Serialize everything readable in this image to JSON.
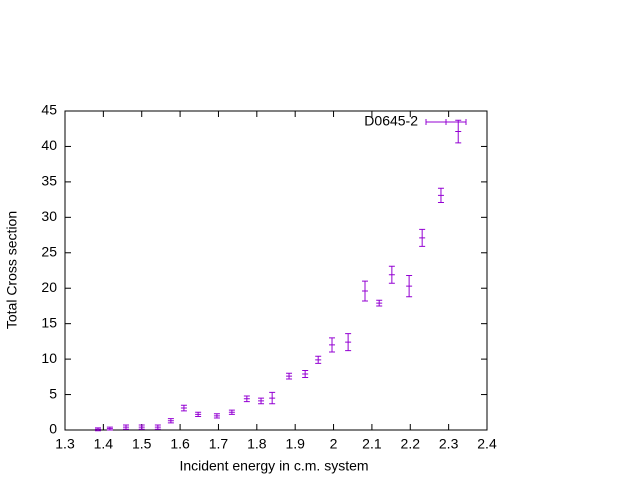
{
  "chart_data": {
    "type": "errorbar",
    "xlabel": "Incident energy in c.m. system",
    "ylabel": "Total Cross section",
    "series": [
      {
        "name": "D0645-2",
        "color": "#9400d3",
        "x": [
          1.386,
          1.417,
          1.459,
          1.5,
          1.542,
          1.576,
          1.61,
          1.647,
          1.696,
          1.735,
          1.774,
          1.811,
          1.84,
          1.884,
          1.926,
          1.96,
          1.996,
          2.038,
          2.082,
          2.119,
          2.152,
          2.197,
          2.231,
          2.28,
          2.325
        ],
        "y": [
          0.1,
          0.2,
          0.4,
          0.4,
          0.4,
          1.3,
          3.1,
          2.2,
          2.0,
          2.5,
          4.4,
          4.1,
          4.5,
          7.6,
          7.9,
          9.9,
          12.0,
          12.4,
          19.6,
          17.9,
          21.9,
          20.3,
          27.1,
          33.1,
          42.1
        ],
        "yerr": [
          0.2,
          0.2,
          0.3,
          0.3,
          0.3,
          0.3,
          0.4,
          0.3,
          0.3,
          0.3,
          0.4,
          0.4,
          0.8,
          0.4,
          0.5,
          0.5,
          1.0,
          1.2,
          1.4,
          0.4,
          1.2,
          1.5,
          1.2,
          1.0,
          1.6
        ]
      }
    ],
    "xlim": [
      1.3,
      2.4
    ],
    "xticks": [
      1.3,
      1.4,
      1.5,
      1.6,
      1.7,
      1.8,
      1.9,
      2,
      2.1,
      2.2,
      2.3,
      2.4
    ],
    "ylim": [
      0,
      45
    ],
    "yticks": [
      0,
      5,
      10,
      15,
      20,
      25,
      30,
      35,
      40,
      45
    ],
    "legend": "upper-right"
  }
}
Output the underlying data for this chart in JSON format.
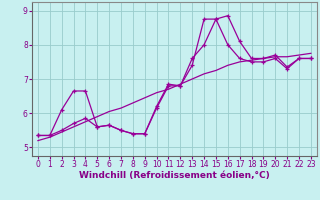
{
  "xlabel": "Windchill (Refroidissement éolien,°C)",
  "bg_color": "#c8f0f0",
  "line_color": "#990099",
  "grid_color": "#99cccc",
  "xlim": [
    -0.5,
    23.5
  ],
  "ylim": [
    4.75,
    9.25
  ],
  "xticks": [
    0,
    1,
    2,
    3,
    4,
    5,
    6,
    7,
    8,
    9,
    10,
    11,
    12,
    13,
    14,
    15,
    16,
    17,
    18,
    19,
    20,
    21,
    22,
    23
  ],
  "yticks": [
    5,
    6,
    7,
    8,
    9
  ],
  "line1_x": [
    0,
    1,
    2,
    3,
    4,
    5,
    6,
    7,
    8,
    9,
    10,
    11,
    12,
    13,
    14,
    15,
    16,
    17,
    18,
    19,
    20,
    21,
    22,
    23
  ],
  "line1_y": [
    5.35,
    5.35,
    6.1,
    6.65,
    6.65,
    5.6,
    5.65,
    5.5,
    5.4,
    5.4,
    6.2,
    6.85,
    6.8,
    7.6,
    8.0,
    8.75,
    8.0,
    7.6,
    7.5,
    7.5,
    7.6,
    7.3,
    7.6,
    7.6
  ],
  "line2_x": [
    0,
    1,
    2,
    3,
    4,
    5,
    6,
    7,
    8,
    9,
    10,
    11,
    12,
    13,
    14,
    15,
    16,
    17,
    18,
    19,
    20,
    21,
    22,
    23
  ],
  "line2_y": [
    5.35,
    5.35,
    5.5,
    5.7,
    5.85,
    5.6,
    5.65,
    5.5,
    5.4,
    5.4,
    6.15,
    6.8,
    6.8,
    7.4,
    8.75,
    8.75,
    8.85,
    8.1,
    7.6,
    7.6,
    7.7,
    7.35,
    7.6,
    7.6
  ],
  "line3_x": [
    0,
    1,
    2,
    3,
    4,
    5,
    6,
    7,
    8,
    9,
    10,
    11,
    12,
    13,
    14,
    15,
    16,
    17,
    18,
    19,
    20,
    21,
    22,
    23
  ],
  "line3_y": [
    5.2,
    5.3,
    5.45,
    5.6,
    5.75,
    5.9,
    6.05,
    6.15,
    6.3,
    6.45,
    6.6,
    6.7,
    6.85,
    7.0,
    7.15,
    7.25,
    7.4,
    7.5,
    7.55,
    7.6,
    7.65,
    7.65,
    7.7,
    7.75
  ],
  "xlabel_fontsize": 6.5,
  "tick_fontsize": 5.5,
  "tick_color": "#880088",
  "spine_color": "#888888",
  "xlabel_color": "#880088"
}
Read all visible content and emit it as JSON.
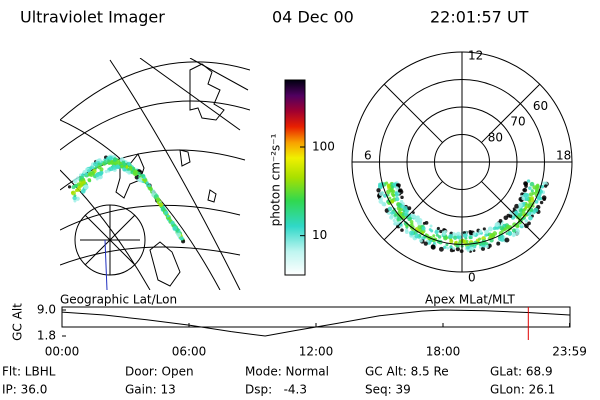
{
  "header": {
    "title": "Ultraviolet Imager",
    "date": "04 Dec 00",
    "time": "22:01:57 UT"
  },
  "colorbar": {
    "label": "photon cm⁻²s⁻¹",
    "log": true,
    "lim": [
      3.6,
      570
    ],
    "ticks": [
      10,
      100
    ]
  },
  "left_panel": {
    "caption": "Geographic Lat/Lon"
  },
  "right_panel": {
    "caption": "Apex MLat/MLT",
    "rlim": [
      50,
      90
    ],
    "mlt_labels": [
      12,
      18,
      6,
      0
    ],
    "lat_labels": [
      60,
      70,
      80
    ]
  },
  "chart_data": {
    "type": "line",
    "ylabel": "GC Alt",
    "x": [
      0,
      2,
      4,
      6,
      8,
      9.6,
      11,
      13,
      15,
      17,
      18,
      20,
      22,
      23.98
    ],
    "values": [
      8.4,
      7.6,
      6.3,
      4.8,
      3.0,
      1.8,
      3.3,
      5.3,
      7.4,
      8.7,
      9.0,
      8.8,
      8.3,
      7.6
    ],
    "color": "#000000",
    "ylim": [
      1.8,
      9.0
    ],
    "yticks": [
      {
        "value": 9.0,
        "label": "9.0"
      },
      {
        "value": 1.8,
        "label": "1.8"
      }
    ],
    "xlim": [
      0,
      24
    ],
    "xticks": [
      {
        "value": 0,
        "label": "00:00"
      },
      {
        "value": 6,
        "label": "06:00"
      },
      {
        "value": 12,
        "label": "12:00"
      },
      {
        "value": 18,
        "label": "18:00"
      },
      {
        "value": 23.98,
        "label": "23:59"
      }
    ],
    "marker": {
      "value": 22.03,
      "color": "#e00000"
    }
  },
  "footer": [
    [
      "Flt: LBHL",
      "Door: Open",
      "Mode: Normal",
      "GC Alt: 8.5 Re",
      "GLat: 68.9"
    ],
    [
      "IP: 36.0",
      "Gain: 13",
      "Dsp:   -4.3",
      "Seq: 39",
      "GLon: 26.1"
    ]
  ]
}
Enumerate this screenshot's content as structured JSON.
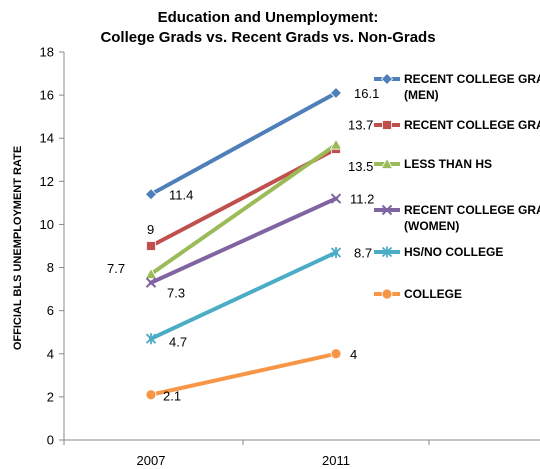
{
  "chart_data": {
    "type": "line",
    "title": [
      "Education and Unemployment:",
      "College Grads vs. Recent Grads vs. Non-Grads"
    ],
    "ylabel": "OFFICIAL BLS UNEMPLOYMENT RATE",
    "categories": [
      "2007",
      "2011"
    ],
    "ylim": [
      0,
      18
    ],
    "yticks": [
      "0",
      "2",
      "4",
      "6",
      "8",
      "10",
      "12",
      "14",
      "16",
      "18"
    ],
    "grid": false,
    "legend_position": "right",
    "series": [
      {
        "name": [
          "RECENT COLLEGE GRAD",
          "(MEN)"
        ],
        "values": [
          11.4,
          16.1
        ],
        "labels": [
          "11.4",
          "16.1"
        ],
        "color": "#4e7fb8",
        "marker": "diamond"
      },
      {
        "name": [
          "RECENT COLLEGE GRADS"
        ],
        "values": [
          9,
          13.5
        ],
        "labels": [
          "9",
          "13.5"
        ],
        "color": "#c0504d",
        "marker": "square"
      },
      {
        "name": [
          "LESS THAN HS"
        ],
        "values": [
          7.7,
          13.7
        ],
        "labels": [
          "7.7",
          "13.7"
        ],
        "color": "#9bbb59",
        "marker": "triangle"
      },
      {
        "name": [
          "RECENT COLLEGE GRADS",
          "(WOMEN)"
        ],
        "values": [
          7.3,
          11.2
        ],
        "labels": [
          "7.3",
          "11.2"
        ],
        "color": "#8064a2",
        "marker": "x"
      },
      {
        "name": [
          "HS/NO COLLEGE"
        ],
        "values": [
          4.7,
          8.7
        ],
        "labels": [
          "4.7",
          "8.7"
        ],
        "color": "#4bacc6",
        "marker": "star"
      },
      {
        "name": [
          "COLLEGE"
        ],
        "values": [
          2.1,
          4
        ],
        "labels": [
          "2.1",
          "4"
        ],
        "color": "#f79646",
        "marker": "circle"
      }
    ]
  }
}
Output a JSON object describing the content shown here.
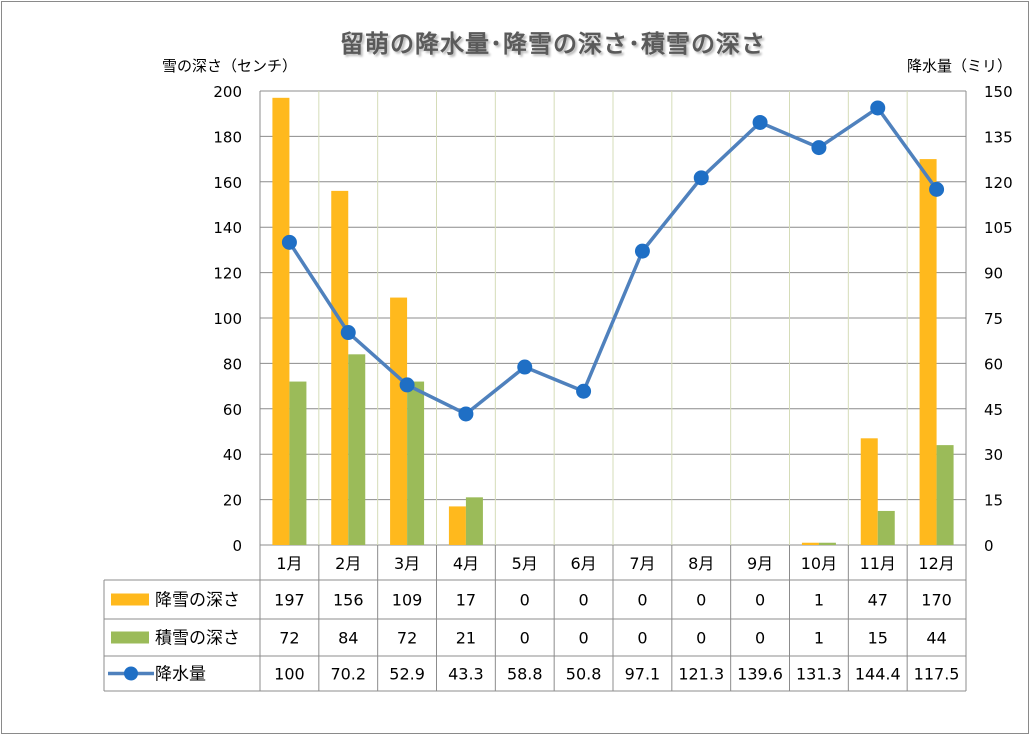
{
  "chart_data": {
    "type": "bar",
    "title": "留萌の降水量･降雪の深さ･積雪の深さ",
    "ylabel_left": "雪の深さ（センチ）",
    "ylabel_right": "降水量（ミリ）",
    "ylim_left": [
      0,
      200
    ],
    "ylim_right": [
      0,
      150
    ],
    "yticks_left": [
      "0",
      "20",
      "40",
      "60",
      "80",
      "100",
      "120",
      "140",
      "160",
      "180",
      "200"
    ],
    "yticks_right": [
      "0",
      "15",
      "30",
      "45",
      "60",
      "75",
      "90",
      "105",
      "120",
      "135",
      "150"
    ],
    "grid": true,
    "legend_placement": "data-table",
    "categories": [
      "1月",
      "2月",
      "3月",
      "4月",
      "5月",
      "6月",
      "7月",
      "8月",
      "9月",
      "10月",
      "11月",
      "12月"
    ],
    "series": [
      {
        "name": "降雪の深さ",
        "type": "bar",
        "axis": "left",
        "color": "#FFB91D",
        "values": [
          197,
          156,
          109,
          17,
          0,
          0,
          0,
          0,
          0,
          1,
          47,
          170
        ],
        "labels": [
          "197",
          "156",
          "109",
          "17",
          "0",
          "0",
          "0",
          "0",
          "0",
          "1",
          "47",
          "170"
        ]
      },
      {
        "name": "積雪の深さ",
        "type": "bar",
        "axis": "left",
        "color": "#9BBB59",
        "values": [
          72,
          84,
          72,
          21,
          0,
          0,
          0,
          0,
          0,
          1,
          15,
          44
        ],
        "labels": [
          "72",
          "84",
          "72",
          "21",
          "0",
          "0",
          "0",
          "0",
          "0",
          "1",
          "15",
          "44"
        ]
      },
      {
        "name": "降水量",
        "type": "line",
        "axis": "right",
        "color": "#4F81BD",
        "values": [
          100,
          70.2,
          52.9,
          43.3,
          58.8,
          50.8,
          97.1,
          121.3,
          139.6,
          131.3,
          144.4,
          117.5
        ],
        "labels": [
          "100",
          "70.2",
          "52.9",
          "43.3",
          "58.8",
          "50.8",
          "97.1",
          "121.3",
          "139.6",
          "131.3",
          "144.4",
          "117.5"
        ]
      }
    ]
  }
}
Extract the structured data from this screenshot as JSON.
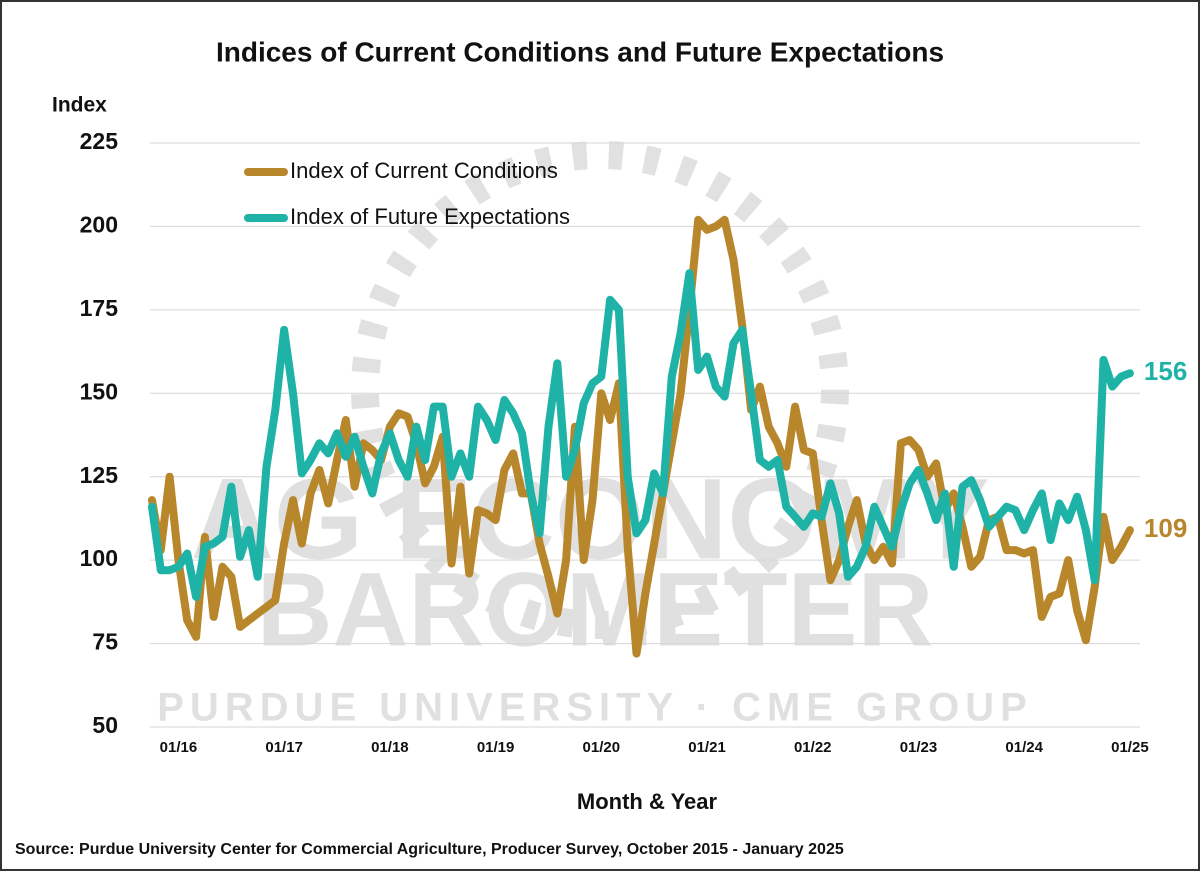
{
  "chart_data": {
    "type": "line",
    "title": "Indices of Current Conditions and Future Expectations",
    "y_label": "Index",
    "x_label": "Month & Year",
    "source": "Source: Purdue University Center for Commercial Agriculture, Producer Survey, October 2015 - January 2025",
    "watermark": [
      "AG ECONOMY",
      "BAROMETER",
      "PURDUE UNIVERSITY · CME GROUP"
    ],
    "categories": [
      null,
      null,
      null,
      "01/16",
      null,
      null,
      null,
      null,
      null,
      null,
      null,
      null,
      null,
      null,
      null,
      "01/17",
      null,
      null,
      null,
      null,
      null,
      null,
      null,
      null,
      null,
      null,
      null,
      "01/18",
      null,
      null,
      null,
      null,
      null,
      null,
      null,
      null,
      null,
      null,
      null,
      "01/19",
      null,
      null,
      null,
      null,
      null,
      null,
      null,
      null,
      null,
      null,
      null,
      "01/20",
      null,
      null,
      null,
      null,
      null,
      null,
      null,
      null,
      null,
      null,
      null,
      "01/21",
      null,
      null,
      null,
      null,
      null,
      null,
      null,
      null,
      null,
      null,
      null,
      "01/22",
      null,
      null,
      null,
      null,
      null,
      null,
      null,
      null,
      null,
      null,
      null,
      "01/23",
      null,
      null,
      null,
      null,
      null,
      null,
      null,
      null,
      null,
      null,
      null,
      "01/24",
      null,
      null,
      null,
      null,
      null,
      null,
      null,
      null,
      null,
      null,
      null,
      "01/25"
    ],
    "series": [
      {
        "name": "Index of Current Conditions",
        "color": "#b8862b",
        "values": [
          118,
          103,
          125,
          100,
          82,
          77,
          107,
          83,
          98,
          95,
          80,
          82,
          84,
          86,
          88,
          105,
          118,
          105,
          120,
          127,
          117,
          130,
          142,
          122,
          135,
          133,
          130,
          140,
          144,
          143,
          135,
          123,
          128,
          137,
          99,
          122,
          96,
          115,
          114,
          112,
          127,
          132,
          120,
          120,
          105,
          95,
          84,
          100,
          140,
          100,
          118,
          150,
          142,
          153,
          104,
          72,
          90,
          105,
          120,
          135,
          150,
          175,
          202,
          199,
          200,
          202,
          190,
          170,
          145,
          152,
          140,
          135,
          128,
          146,
          133,
          132,
          112,
          94,
          100,
          110,
          118,
          105,
          100,
          104,
          99,
          135,
          136,
          133,
          125,
          129,
          115,
          120,
          110,
          98,
          101,
          112,
          113,
          103,
          103,
          102,
          103,
          83,
          89,
          90,
          100,
          85,
          76,
          92,
          113,
          100,
          104,
          109
        ]
      },
      {
        "name": "Index of Future Expectations",
        "color": "#1fb3a8",
        "values": [
          116,
          97,
          97,
          98,
          102,
          89,
          104,
          105,
          107,
          122,
          101,
          109,
          95,
          128,
          145,
          169,
          150,
          126,
          130,
          135,
          132,
          138,
          131,
          137,
          128,
          120,
          132,
          138,
          130,
          125,
          140,
          130,
          146,
          146,
          125,
          132,
          125,
          146,
          142,
          136,
          148,
          144,
          138,
          120,
          108,
          140,
          159,
          125,
          133,
          147,
          153,
          155,
          178,
          175,
          125,
          108,
          112,
          126,
          120,
          155,
          168,
          186,
          157,
          161,
          152,
          149,
          165,
          169,
          150,
          130,
          128,
          130,
          116,
          113,
          110,
          114,
          113,
          123,
          114,
          95,
          98,
          104,
          116,
          110,
          104,
          115,
          123,
          127,
          120,
          112,
          120,
          98,
          122,
          124,
          118,
          110,
          113,
          116,
          115,
          109,
          115,
          120,
          106,
          117,
          112,
          119,
          109,
          94,
          160,
          152,
          155,
          156
        ]
      }
    ],
    "ylim": [
      50,
      225
    ],
    "yticks": [
      50,
      75,
      100,
      125,
      150,
      175,
      200,
      225
    ],
    "grid": true,
    "legend": "top-left"
  }
}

◆ WHAT IS BEING ASKED: Scan the lines for the string "Output". Pick out every line that has it.

◆ THE RESULT:
Output the underlying data for this chart in JSON format.
Output a JSON object describing the content shown here.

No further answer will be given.